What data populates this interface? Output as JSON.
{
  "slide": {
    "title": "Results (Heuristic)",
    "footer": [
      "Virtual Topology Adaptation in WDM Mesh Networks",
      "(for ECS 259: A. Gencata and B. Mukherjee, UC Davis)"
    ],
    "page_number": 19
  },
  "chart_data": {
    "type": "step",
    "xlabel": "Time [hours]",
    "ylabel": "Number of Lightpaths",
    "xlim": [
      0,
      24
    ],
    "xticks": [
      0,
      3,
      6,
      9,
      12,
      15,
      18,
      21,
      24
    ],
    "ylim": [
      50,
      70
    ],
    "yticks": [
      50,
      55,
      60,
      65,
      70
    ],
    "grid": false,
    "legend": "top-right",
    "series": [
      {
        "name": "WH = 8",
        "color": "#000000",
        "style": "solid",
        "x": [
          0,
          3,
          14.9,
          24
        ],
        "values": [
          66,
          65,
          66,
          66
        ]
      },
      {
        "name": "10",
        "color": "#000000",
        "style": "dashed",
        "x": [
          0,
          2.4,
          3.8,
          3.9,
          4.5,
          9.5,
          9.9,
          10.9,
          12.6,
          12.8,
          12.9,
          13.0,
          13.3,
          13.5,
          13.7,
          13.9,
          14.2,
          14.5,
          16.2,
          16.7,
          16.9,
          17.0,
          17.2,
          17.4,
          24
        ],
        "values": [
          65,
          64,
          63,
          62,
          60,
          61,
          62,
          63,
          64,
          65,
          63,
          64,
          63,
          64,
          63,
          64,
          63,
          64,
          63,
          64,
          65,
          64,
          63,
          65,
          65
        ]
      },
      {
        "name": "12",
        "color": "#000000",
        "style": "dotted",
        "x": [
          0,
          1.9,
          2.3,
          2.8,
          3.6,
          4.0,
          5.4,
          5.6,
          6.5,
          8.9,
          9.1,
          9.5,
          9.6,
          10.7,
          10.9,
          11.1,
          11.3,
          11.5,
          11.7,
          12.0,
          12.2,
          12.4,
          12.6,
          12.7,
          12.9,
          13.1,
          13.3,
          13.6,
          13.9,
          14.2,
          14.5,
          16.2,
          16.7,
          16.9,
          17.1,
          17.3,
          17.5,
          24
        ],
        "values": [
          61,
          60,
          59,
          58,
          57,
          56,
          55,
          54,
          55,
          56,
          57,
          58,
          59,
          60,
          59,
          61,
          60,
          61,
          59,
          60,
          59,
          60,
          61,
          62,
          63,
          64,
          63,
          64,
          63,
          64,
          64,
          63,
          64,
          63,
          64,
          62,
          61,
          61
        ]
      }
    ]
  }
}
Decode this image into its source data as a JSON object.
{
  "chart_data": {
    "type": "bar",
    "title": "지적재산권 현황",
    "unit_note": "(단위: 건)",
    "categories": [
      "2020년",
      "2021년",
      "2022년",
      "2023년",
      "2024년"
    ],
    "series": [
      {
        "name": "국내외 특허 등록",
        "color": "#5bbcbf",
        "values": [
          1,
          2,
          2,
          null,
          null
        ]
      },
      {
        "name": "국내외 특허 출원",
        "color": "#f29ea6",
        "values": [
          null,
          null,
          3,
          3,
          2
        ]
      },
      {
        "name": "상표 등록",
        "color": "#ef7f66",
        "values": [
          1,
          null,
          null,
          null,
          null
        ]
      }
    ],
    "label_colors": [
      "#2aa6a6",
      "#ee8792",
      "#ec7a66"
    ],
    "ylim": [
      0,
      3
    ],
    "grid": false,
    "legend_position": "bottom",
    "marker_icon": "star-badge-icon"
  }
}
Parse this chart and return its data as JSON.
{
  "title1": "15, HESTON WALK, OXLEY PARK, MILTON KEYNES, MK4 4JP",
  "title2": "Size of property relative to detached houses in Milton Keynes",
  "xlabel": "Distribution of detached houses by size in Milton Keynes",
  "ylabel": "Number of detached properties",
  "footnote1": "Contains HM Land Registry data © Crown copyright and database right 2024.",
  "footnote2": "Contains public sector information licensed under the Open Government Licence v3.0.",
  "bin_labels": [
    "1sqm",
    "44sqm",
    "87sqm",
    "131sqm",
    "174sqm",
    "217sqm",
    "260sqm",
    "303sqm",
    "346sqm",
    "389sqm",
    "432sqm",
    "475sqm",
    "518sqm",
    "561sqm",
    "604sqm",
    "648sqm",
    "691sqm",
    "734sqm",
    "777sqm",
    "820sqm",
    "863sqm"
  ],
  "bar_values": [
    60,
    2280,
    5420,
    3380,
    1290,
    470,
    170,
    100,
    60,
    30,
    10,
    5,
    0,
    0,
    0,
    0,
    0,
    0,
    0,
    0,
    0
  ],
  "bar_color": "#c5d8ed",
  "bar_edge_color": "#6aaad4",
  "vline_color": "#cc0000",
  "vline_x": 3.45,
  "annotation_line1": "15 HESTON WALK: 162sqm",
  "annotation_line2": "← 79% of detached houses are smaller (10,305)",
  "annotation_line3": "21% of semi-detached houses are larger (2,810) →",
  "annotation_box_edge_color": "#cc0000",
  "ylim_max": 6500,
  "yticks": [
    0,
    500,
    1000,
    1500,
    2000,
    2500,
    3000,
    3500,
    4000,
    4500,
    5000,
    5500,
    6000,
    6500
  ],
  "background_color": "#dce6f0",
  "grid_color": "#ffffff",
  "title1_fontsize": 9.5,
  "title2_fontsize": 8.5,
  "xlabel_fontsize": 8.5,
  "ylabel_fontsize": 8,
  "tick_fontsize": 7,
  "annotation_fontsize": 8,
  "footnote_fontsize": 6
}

■ **Requirement**: Keep only those lines of the records that hold "Contains", and return them.

■ **Answer to the exercise**:
  "footnote1": "Contains HM Land Registry data © Crown copyright and database right 2024.",
  "footnote2": "Contains public sector information licensed under the Open Government Licence v3.0.",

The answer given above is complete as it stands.